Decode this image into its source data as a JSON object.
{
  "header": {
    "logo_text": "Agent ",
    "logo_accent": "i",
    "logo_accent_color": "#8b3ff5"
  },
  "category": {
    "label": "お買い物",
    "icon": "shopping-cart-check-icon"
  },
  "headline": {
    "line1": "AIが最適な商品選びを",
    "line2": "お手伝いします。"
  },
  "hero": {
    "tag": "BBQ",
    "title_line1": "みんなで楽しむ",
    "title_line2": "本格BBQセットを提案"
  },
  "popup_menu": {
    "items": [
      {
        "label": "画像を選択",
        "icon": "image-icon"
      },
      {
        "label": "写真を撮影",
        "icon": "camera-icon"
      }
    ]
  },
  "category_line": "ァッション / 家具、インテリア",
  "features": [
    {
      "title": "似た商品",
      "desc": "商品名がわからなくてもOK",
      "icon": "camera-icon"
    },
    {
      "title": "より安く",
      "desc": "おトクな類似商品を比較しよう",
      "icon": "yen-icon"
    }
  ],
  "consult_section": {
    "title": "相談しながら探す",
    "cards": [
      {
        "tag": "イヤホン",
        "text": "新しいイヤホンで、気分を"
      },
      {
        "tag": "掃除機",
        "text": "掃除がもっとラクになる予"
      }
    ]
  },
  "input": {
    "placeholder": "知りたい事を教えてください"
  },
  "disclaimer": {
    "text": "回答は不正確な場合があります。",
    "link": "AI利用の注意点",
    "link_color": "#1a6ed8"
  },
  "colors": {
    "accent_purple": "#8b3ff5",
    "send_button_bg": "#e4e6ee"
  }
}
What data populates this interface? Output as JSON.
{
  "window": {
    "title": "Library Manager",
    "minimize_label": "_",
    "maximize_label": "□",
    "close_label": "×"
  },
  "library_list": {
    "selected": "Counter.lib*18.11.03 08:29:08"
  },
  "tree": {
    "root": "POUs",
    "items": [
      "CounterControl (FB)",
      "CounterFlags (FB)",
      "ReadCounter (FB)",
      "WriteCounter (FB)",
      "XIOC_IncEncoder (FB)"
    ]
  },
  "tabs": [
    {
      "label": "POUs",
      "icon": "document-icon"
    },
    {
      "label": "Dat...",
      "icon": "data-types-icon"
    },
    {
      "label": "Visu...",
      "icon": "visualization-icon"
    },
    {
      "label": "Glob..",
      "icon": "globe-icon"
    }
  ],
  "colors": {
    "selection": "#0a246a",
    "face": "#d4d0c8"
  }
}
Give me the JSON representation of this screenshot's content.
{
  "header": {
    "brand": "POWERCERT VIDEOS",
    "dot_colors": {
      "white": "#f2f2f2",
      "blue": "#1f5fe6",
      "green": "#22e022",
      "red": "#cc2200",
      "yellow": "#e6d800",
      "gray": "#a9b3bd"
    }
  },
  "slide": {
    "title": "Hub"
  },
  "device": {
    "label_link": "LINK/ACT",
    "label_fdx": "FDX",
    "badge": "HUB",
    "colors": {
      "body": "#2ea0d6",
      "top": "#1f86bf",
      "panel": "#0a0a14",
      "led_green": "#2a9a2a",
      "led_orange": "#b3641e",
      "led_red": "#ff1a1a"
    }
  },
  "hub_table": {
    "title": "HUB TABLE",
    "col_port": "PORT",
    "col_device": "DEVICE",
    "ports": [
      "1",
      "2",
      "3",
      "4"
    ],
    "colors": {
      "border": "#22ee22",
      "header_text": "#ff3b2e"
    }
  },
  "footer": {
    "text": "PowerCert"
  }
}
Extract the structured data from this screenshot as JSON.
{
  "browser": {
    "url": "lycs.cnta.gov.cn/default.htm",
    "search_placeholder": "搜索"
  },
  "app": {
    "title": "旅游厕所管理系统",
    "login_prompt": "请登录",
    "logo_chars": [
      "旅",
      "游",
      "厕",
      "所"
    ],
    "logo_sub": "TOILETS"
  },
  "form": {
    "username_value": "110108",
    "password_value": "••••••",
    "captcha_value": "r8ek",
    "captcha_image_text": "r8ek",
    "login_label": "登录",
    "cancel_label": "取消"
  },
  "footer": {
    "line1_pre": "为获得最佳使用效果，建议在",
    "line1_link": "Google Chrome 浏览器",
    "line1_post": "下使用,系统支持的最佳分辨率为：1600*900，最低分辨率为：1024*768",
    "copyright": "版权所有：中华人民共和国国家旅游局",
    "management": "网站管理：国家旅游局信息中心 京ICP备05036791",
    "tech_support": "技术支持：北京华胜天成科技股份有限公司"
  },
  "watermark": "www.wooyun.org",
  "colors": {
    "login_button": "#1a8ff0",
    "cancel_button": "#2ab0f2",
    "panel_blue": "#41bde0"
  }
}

*WRITTEN EXERCISE*: Copy every line verbatim.

*SOLVED PROBLEM*:
Decode this image into its source data as a JSON object.
{
  "header": {
    "logo_text": "Agent ",
    "logo_accent": "i",
    "logo_accent_color": "#8b3ff5"
  },
  "category": {
    "label": "お買い物",
    "icon": "shopping-cart-check-icon"
  },
  "headline": {
    "line1": "AIが最適な商品選びを",
    "line2": "お手伝いします。"
  },
  "hero": {
    "tag": "BBQ",
    "title_line1": "みんなで楽しむ",
    "title_line2": "本格BBQセットを提案"
  },
  "popup_menu": {
    "items": [
      {
        "label": "画像を選択",
        "icon": "image-icon"
      },
      {
        "label": "写真を撮影",
        "icon": "camera-icon"
      }
    ]
  },
  "category_line": "ァッション / 家具、インテリア",
  "features": [
    {
      "title": "似た商品",
      "desc": "商品名がわからなくてもOK",
      "icon": "camera-icon"
    },
    {
      "title": "より安く",
      "desc": "おトクな類似商品を比較しよう",
      "icon": "yen-icon"
    }
  ],
  "consult_section": {
    "title": "相談しながら探す",
    "cards": [
      {
        "tag": "イヤホン",
        "text": "新しいイヤホンで、気分を"
      },
      {
        "tag": "掃除機",
        "text": "掃除がもっとラクになる予"
      }
    ]
  },
  "input": {
    "placeholder": "知りたい事を教えてください"
  },
  "disclaimer": {
    "text": "回答は不正確な場合があります。",
    "link": "AI利用の注意点",
    "link_color": "#1a6ed8"
  },
  "colors": {
    "accent_purple": "#8b3ff5",
    "send_button_bg": "#e4e6ee"
  }
}
What data populates this interface? Output as JSON.
{
  "window": {
    "title": "Library Manager",
    "minimize_label": "_",
    "maximize_label": "□",
    "close_label": "×"
  },
  "library_list": {
    "selected": "Counter.lib*18.11.03 08:29:08"
  },
  "tree": {
    "root": "POUs",
    "items": [
      "CounterControl (FB)",
      "CounterFlags (FB)",
      "ReadCounter (FB)",
      "WriteCounter (FB)",
      "XIOC_IncEncoder (FB)"
    ]
  },
  "tabs": [
    {
      "label": "POUs",
      "icon": "document-icon"
    },
    {
      "label": "Dat...",
      "icon": "data-types-icon"
    },
    {
      "label": "Visu...",
      "icon": "visualization-icon"
    },
    {
      "label": "Glob..",
      "icon": "globe-icon"
    }
  ],
  "colors": {
    "selection": "#0a246a",
    "face": "#d4d0c8"
  }
}
Give me the JSON representation of this screenshot's content.
{
  "header": {
    "brand": "POWERCERT VIDEOS",
    "dot_colors": {
      "white": "#f2f2f2",
      "blue": "#1f5fe6",
      "green": "#22e022",
      "red": "#cc2200",
      "yellow": "#e6d800",
      "gray": "#a9b3bd"
    }
  },
  "slide": {
    "title": "Hub"
  },
  "device": {
    "label_link": "LINK/ACT",
    "label_fdx": "FDX",
    "badge": "HUB",
    "colors": {
      "body": "#2ea0d6",
      "top": "#1f86bf",
      "panel": "#0a0a14",
      "led_green": "#2a9a2a",
      "led_orange": "#b3641e",
      "led_red": "#ff1a1a"
    }
  },
  "hub_table": {
    "title": "HUB TABLE",
    "col_port": "PORT",
    "col_device": "DEVICE",
    "ports": [
      "1",
      "2",
      "3",
      "4"
    ],
    "colors": {
      "border": "#22ee22",
      "header_text": "#ff3b2e"
    }
  },
  "footer": {
    "text": "PowerCert"
  }
}
Extract the structured data from this screenshot as JSON.
{
  "browser": {
    "url": "lycs.cnta.gov.cn/default.htm",
    "search_placeholder": "搜索"
  },
  "app": {
    "title": "旅游厕所管理系统",
    "login_prompt": "请登录",
    "logo_chars": [
      "旅",
      "游",
      "厕",
      "所"
    ],
    "logo_sub": "TOILETS"
  },
  "form": {
    "username_value": "110108",
    "password_value": "••••••",
    "captcha_value": "r8ek",
    "captcha_image_text": "r8ek",
    "login_label": "登录",
    "cancel_label": "取消"
  },
  "footer": {
    "line1_pre": "为获得最佳使用效果，建议在",
    "line1_link": "Google Chrome 浏览器",
    "line1_post": "下使用,系统支持的最佳分辨率为：1600*900，最低分辨率为：1024*768",
    "copyright": "版权所有：中华人民共和国国家旅游局",
    "management": "网站管理：国家旅游局信息中心 京ICP备05036791",
    "tech_support": "技术支持：北京华胜天成科技股份有限公司"
  },
  "watermark": "www.wooyun.org",
  "colors": {
    "login_button": "#1a8ff0",
    "cancel_button": "#2ab0f2",
    "panel_blue": "#41bde0"
  }
}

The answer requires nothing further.